Aim -> Everything in the listing should be restated word for word.
## BEGIN
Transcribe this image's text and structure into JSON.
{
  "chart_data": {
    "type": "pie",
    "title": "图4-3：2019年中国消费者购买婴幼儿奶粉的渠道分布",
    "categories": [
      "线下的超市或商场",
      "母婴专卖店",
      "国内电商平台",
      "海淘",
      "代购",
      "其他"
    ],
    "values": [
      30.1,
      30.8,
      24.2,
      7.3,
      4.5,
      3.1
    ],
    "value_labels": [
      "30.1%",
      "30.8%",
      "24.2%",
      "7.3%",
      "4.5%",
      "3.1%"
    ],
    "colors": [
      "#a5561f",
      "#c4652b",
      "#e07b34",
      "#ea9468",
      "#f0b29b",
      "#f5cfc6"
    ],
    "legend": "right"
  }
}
## END
Reply to the exercise ->
Transcribe this image's text and structure into JSON.
{
  "chart_data": {
    "type": "pie",
    "title": "图4-3：2019年中国消费者购买婴幼儿奶粉的渠道分布",
    "categories": [
      "线下的超市或商场",
      "母婴专卖店",
      "国内电商平台",
      "海淘",
      "代购",
      "其他"
    ],
    "values": [
      30.1,
      30.8,
      24.2,
      7.3,
      4.5,
      3.1
    ],
    "value_labels": [
      "30.1%",
      "30.8%",
      "24.2%",
      "7.3%",
      "4.5%",
      "3.1%"
    ],
    "colors": [
      "#a5561f",
      "#c4652b",
      "#e07b34",
      "#ea9468",
      "#f0b29b",
      "#f5cfc6"
    ],
    "legend": "right"
  }
}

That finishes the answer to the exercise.